> **Rows**:
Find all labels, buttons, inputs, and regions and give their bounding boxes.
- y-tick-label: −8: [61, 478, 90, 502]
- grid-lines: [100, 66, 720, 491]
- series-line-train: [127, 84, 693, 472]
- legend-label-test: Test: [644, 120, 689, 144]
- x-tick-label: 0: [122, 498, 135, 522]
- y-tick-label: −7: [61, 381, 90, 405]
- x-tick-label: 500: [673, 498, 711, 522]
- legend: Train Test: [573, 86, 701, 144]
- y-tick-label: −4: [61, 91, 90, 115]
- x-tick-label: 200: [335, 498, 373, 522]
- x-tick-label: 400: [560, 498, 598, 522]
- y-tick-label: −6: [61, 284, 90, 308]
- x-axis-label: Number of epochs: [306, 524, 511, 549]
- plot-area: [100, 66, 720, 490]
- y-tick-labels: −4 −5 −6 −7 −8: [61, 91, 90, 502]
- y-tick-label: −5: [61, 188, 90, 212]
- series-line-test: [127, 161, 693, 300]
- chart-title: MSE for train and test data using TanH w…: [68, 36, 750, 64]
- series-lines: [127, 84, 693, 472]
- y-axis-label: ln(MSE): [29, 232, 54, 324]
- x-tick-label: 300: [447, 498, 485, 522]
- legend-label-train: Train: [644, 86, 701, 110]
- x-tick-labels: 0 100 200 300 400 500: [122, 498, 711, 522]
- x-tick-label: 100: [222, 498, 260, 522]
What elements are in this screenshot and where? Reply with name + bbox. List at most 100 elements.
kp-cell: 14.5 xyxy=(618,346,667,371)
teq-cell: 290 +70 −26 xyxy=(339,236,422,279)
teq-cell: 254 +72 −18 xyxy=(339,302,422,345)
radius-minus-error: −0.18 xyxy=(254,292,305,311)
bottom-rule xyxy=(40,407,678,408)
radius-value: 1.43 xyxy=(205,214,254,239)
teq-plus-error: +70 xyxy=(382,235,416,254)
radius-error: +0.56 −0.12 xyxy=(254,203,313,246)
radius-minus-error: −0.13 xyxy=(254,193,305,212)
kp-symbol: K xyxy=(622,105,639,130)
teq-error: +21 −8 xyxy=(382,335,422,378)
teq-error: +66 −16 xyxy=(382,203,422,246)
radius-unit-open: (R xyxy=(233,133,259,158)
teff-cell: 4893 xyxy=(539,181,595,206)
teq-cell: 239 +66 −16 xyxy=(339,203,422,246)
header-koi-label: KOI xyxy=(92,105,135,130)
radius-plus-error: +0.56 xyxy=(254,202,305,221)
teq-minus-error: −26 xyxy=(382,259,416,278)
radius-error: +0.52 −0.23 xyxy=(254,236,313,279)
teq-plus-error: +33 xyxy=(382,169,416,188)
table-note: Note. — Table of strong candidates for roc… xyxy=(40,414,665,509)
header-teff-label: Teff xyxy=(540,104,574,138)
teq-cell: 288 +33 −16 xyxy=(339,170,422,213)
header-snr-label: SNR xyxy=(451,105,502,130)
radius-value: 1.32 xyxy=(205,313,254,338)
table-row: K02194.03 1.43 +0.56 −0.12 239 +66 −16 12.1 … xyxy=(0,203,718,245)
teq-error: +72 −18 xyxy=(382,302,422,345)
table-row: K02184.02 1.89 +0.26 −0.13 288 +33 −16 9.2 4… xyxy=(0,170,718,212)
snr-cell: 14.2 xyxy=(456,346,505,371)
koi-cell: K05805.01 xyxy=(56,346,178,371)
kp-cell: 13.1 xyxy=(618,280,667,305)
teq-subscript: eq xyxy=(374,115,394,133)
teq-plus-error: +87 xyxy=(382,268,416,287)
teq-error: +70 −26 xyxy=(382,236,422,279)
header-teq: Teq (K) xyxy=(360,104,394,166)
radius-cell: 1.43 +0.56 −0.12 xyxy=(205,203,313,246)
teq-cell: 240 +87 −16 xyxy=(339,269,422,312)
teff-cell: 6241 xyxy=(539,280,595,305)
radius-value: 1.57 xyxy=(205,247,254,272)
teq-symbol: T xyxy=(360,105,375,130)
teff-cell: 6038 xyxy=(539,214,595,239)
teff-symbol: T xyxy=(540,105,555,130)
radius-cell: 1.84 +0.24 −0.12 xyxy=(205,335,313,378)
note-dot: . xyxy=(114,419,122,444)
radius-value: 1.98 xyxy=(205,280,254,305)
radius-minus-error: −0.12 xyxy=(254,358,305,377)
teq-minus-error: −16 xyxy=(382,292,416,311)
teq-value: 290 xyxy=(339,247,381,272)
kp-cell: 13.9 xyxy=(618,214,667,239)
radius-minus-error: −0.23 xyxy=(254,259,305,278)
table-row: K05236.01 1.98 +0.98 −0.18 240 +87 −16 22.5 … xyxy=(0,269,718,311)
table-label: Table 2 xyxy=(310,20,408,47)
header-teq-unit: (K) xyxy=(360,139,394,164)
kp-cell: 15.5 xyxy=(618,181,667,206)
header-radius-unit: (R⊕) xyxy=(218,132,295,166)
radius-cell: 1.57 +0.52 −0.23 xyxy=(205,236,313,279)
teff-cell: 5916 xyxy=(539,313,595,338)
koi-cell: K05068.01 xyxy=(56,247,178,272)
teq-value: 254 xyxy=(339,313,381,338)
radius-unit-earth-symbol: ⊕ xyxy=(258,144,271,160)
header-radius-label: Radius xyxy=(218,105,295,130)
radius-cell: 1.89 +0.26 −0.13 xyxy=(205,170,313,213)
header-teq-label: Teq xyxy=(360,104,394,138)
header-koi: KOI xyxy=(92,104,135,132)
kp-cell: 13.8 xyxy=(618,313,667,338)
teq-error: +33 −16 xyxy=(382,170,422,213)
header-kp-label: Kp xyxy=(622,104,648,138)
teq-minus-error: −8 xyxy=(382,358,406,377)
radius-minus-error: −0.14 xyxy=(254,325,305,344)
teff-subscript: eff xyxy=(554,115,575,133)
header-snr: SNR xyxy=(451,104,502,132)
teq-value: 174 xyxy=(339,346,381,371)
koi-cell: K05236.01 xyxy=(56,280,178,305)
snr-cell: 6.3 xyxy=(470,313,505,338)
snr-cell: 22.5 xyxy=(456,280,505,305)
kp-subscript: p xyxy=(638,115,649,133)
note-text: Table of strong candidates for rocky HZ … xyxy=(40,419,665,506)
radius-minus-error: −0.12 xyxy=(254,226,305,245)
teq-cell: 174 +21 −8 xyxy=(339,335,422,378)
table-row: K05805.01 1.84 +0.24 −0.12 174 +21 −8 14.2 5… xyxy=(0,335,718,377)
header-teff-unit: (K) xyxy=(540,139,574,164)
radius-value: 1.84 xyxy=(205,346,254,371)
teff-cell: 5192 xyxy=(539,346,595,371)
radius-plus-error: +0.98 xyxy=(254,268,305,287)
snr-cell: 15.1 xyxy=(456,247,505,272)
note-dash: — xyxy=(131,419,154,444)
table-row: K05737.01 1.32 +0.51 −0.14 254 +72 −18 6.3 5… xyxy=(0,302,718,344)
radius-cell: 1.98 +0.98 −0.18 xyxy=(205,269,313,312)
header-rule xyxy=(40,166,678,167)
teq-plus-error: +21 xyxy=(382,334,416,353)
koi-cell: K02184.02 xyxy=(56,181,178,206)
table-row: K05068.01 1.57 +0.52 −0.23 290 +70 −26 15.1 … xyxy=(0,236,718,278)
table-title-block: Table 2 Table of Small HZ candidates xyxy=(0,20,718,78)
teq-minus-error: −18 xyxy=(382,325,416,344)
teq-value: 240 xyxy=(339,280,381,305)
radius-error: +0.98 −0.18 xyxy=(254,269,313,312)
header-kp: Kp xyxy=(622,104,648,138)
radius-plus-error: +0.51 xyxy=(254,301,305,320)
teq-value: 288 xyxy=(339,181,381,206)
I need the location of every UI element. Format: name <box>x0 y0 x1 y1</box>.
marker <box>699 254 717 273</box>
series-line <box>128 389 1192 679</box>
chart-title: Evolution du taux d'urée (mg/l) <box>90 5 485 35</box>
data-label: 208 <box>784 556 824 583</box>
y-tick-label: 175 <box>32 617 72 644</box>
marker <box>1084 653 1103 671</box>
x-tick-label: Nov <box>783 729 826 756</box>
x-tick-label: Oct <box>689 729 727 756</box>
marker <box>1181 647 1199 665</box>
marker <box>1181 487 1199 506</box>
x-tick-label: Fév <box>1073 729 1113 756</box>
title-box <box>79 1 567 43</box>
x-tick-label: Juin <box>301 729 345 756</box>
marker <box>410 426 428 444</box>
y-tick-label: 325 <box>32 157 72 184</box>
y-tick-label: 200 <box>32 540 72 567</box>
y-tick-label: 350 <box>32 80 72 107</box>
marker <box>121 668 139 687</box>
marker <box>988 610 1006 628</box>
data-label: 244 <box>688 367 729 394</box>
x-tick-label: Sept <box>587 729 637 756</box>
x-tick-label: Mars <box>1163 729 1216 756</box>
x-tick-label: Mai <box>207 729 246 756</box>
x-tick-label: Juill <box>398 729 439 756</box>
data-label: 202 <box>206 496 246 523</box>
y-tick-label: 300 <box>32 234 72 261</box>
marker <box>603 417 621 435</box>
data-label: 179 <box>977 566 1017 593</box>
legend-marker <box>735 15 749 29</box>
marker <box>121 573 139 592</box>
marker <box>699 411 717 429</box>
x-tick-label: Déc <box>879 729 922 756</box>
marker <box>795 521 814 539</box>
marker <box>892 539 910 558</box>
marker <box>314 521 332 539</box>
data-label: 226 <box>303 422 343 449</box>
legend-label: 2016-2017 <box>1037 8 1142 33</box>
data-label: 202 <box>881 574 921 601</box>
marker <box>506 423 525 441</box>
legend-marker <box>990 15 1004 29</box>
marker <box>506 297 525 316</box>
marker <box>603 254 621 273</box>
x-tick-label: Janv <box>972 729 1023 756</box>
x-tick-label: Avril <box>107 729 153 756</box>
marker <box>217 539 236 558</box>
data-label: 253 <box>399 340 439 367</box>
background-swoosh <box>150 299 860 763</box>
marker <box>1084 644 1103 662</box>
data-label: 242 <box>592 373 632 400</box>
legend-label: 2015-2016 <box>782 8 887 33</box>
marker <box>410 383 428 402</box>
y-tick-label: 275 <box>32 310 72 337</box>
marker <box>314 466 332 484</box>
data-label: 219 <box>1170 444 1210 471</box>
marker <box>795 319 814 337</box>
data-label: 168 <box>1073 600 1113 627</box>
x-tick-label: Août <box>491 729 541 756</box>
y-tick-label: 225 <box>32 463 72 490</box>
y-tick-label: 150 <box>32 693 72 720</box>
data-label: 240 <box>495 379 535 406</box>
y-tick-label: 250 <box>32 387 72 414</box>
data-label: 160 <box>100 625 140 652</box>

> **Challenge**:
Convert the items, from their first line through the line containing "teq-minus-error: −26 xyxy=(382,259,416,278)", into a Markdown table with the columns Row and Line. Give each line its row number and leave out blank lines.

> **Final result**:
| Row | Line |
|---|---|
| 1 | Find all labels, buttons, inputs, and regions and give their bounding boxes. |
| 2 | - y-tick-label: −8: [61, 478, 90, 502] |
| 3 | - grid-lines: [100, 66, 720, 491] |
| 4 | - series-line-train: [127, 84, 693, 472] |
| 5 | - legend-label-test: Test: [644, 120, 689, 144] |
| 6 | - x-tick-label: 0: [122, 498, 135, 522] |
| 7 | - y-tick-label: −7: [61, 381, 90, 405] |
| 8 | - x-tick-label: 500: [673, 498, 711, 522] |
| 9 | - legend: Train Test: [573, 86, 701, 144] |
| 10 | - y-tick-label: −4: [61, 91, 90, 115] |
| 11 | - x-tick-label: 200: [335, 498, 373, 522] |
| 12 | - x-tick-label: 400: [560, 498, 598, 522] |
| 13 | - y-tick-label: −6: [61, 284, 90, 308] |
| 14 | - x-axis-label: Number of epochs: [306, 524, 511, 549] |
| 15 | - plot-area: [100, 66, 720, 490] |
| 16 | - y-tick-labels: −4 −5 −6 −7 −8: [61, 91, 90, 502] |
| 17 | - y-tick-label: −5: [61, 188, 90, 212] |
| 18 | - series-line-test: [127, 161, 693, 300] |
| 19 | - chart-title: MSE for train and test data using TanH w…: [68, 36, 750, 64] |
| 20 | - series-lines: [127, 84, 693, 472] |
| 21 | - y-axis-label: ln(MSE): [29, 232, 54, 324] |
| 22 | - x-tick-label: 300: [447, 498, 485, 522] |
| 23 | - legend-label-train: Train: [644, 86, 701, 110] |
| 24 | - x-tick-labels: 0 100 200 300 400 500: [122, 498, 711, 522] |
| 25 | - x-tick-label: 100: [222, 498, 260, 522] |
| 26 | What elements are in this screenshot and where? Reply with name + bbox. List at most 100 elements. |
| 27 | kp-cell: 14.5 xyxy=(618,346,667,371) |
| 28 | teq-cell: 290 +70 −26 xyxy=(339,236,422,279) |
| 29 | teq-cell: 254 +72 −18 xyxy=(339,302,422,345) |
| 30 | radius-minus-error: −0.18 xyxy=(254,292,305,311) |
| 31 | bottom-rule xyxy=(40,407,678,408) |
| 32 | radius-value: 1.43 xyxy=(205,214,254,239) |
| 33 | teq-plus-error: +70 xyxy=(382,235,416,254) |
| 34 | radius-error: +0.56 −0.12 xyxy=(254,203,313,246) |
| 35 | radius-minus-error: −0.13 xyxy=(254,193,305,212) |
| 36 | kp-symbol: K xyxy=(622,105,639,130) |
| 37 | teq-error: +21 −8 xyxy=(382,335,422,378) |
| 38 | teq-error: +66 −16 xyxy=(382,203,422,246) |
| 39 | radius-unit-open: (R xyxy=(233,133,259,158) |
| 40 | teff-cell: 4893 xyxy=(539,181,595,206) |
| 41 | teq-cell: 239 +66 −16 xyxy=(339,203,422,246) |
| 42 | header-koi-label: KOI xyxy=(92,105,135,130) |
| 43 | radius-plus-error: +0.56 xyxy=(254,202,305,221) |
| 44 | teq-minus-error: −26 xyxy=(382,259,416,278) |